[Data items]
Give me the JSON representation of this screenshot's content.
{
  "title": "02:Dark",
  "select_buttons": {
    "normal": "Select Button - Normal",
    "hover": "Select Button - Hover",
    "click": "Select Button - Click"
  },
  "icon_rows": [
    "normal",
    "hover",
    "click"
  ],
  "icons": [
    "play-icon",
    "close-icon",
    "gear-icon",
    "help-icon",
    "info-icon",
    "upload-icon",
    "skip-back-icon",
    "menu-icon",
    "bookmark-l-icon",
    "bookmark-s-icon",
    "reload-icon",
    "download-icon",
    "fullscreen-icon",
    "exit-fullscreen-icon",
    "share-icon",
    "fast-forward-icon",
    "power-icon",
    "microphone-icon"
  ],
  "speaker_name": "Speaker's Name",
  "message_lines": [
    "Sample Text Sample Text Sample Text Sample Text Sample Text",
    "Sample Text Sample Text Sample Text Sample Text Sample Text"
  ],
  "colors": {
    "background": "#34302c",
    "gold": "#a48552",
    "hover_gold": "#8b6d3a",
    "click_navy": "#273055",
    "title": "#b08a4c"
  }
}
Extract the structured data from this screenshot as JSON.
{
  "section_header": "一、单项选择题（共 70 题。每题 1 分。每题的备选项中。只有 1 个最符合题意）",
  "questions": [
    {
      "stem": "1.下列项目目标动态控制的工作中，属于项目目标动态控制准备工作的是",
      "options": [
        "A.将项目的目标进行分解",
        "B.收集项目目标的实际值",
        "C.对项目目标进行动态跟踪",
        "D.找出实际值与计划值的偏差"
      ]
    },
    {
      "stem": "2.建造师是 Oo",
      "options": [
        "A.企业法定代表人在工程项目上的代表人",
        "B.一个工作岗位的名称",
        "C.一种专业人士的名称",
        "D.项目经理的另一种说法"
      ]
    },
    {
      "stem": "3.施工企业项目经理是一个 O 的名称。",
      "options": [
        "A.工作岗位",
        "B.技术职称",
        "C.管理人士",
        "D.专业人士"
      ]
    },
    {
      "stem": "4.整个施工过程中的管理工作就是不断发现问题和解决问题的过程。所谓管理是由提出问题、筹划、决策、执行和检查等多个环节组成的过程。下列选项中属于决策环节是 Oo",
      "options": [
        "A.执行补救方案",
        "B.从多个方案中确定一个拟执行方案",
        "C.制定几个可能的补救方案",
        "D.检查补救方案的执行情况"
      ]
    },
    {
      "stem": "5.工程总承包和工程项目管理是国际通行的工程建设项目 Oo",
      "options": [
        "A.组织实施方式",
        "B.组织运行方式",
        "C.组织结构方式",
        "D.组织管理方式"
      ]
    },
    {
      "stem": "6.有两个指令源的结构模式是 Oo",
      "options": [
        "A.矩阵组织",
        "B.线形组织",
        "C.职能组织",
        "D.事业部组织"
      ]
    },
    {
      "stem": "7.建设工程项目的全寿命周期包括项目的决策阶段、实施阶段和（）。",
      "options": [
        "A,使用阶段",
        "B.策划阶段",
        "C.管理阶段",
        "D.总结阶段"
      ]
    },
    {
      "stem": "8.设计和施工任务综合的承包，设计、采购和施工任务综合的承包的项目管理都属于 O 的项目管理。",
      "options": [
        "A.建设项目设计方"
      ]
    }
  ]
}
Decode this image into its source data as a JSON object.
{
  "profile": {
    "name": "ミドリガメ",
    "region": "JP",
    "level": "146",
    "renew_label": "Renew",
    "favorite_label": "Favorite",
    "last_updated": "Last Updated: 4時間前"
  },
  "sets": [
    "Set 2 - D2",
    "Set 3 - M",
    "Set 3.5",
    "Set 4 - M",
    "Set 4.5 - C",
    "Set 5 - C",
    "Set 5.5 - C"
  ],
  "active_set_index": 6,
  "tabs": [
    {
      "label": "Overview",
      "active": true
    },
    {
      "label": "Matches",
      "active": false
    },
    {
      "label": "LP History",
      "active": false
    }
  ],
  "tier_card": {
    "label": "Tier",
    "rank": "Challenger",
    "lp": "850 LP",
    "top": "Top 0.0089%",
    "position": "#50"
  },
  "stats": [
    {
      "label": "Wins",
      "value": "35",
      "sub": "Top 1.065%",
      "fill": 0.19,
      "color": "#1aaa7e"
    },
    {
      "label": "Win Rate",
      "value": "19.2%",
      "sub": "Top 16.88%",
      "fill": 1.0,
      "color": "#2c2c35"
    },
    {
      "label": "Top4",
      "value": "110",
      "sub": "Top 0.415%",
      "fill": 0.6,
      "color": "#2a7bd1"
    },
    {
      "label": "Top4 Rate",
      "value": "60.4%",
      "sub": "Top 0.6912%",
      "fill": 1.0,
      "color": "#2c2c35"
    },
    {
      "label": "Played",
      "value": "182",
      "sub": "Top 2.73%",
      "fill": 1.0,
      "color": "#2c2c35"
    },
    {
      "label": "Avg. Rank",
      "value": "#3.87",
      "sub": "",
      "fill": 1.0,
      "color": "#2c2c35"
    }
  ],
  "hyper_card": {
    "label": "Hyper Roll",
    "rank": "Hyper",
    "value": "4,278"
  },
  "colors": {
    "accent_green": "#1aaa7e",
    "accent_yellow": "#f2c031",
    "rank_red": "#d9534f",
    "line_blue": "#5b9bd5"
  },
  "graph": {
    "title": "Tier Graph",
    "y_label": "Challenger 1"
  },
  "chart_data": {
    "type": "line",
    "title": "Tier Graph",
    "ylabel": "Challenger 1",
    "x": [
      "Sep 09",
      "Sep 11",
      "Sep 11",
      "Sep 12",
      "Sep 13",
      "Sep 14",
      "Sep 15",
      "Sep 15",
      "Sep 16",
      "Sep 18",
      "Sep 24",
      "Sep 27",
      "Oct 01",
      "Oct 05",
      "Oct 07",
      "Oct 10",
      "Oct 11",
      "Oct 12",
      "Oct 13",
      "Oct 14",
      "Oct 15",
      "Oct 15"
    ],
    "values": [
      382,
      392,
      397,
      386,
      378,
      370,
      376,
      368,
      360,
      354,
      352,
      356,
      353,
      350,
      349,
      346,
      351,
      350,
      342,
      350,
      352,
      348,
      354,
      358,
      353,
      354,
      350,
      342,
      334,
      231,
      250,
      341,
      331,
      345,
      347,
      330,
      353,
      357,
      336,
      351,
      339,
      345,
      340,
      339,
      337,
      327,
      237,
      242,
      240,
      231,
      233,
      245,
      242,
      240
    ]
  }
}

--

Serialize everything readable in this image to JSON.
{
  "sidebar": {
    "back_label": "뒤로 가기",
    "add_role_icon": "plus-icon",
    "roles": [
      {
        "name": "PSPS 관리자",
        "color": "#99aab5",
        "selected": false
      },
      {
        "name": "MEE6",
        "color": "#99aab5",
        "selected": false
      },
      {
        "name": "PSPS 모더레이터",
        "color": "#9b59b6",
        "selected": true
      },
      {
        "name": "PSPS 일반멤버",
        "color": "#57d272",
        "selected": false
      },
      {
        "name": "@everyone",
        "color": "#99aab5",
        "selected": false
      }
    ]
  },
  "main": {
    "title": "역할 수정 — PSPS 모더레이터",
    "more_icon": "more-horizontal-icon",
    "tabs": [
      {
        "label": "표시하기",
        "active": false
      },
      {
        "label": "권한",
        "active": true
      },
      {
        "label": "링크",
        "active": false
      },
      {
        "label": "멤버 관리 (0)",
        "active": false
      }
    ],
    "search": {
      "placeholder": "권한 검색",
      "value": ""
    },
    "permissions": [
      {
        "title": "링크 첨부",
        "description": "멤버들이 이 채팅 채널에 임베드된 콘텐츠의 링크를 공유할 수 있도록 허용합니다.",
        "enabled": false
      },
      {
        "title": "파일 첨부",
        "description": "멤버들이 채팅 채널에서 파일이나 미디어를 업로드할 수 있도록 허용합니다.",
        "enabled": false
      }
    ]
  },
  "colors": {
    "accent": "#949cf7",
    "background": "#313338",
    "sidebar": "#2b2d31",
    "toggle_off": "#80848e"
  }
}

» **Directive**:
Copy out each line of the data containing the string "PSPS".

» **Answer to the problem**:
        "name": "PSPS 관리자",
        "name": "PSPS 모더레이터",
        "name": "PSPS 일반멤버",
    "title": "역할 수정 — PSPS 모더레이터",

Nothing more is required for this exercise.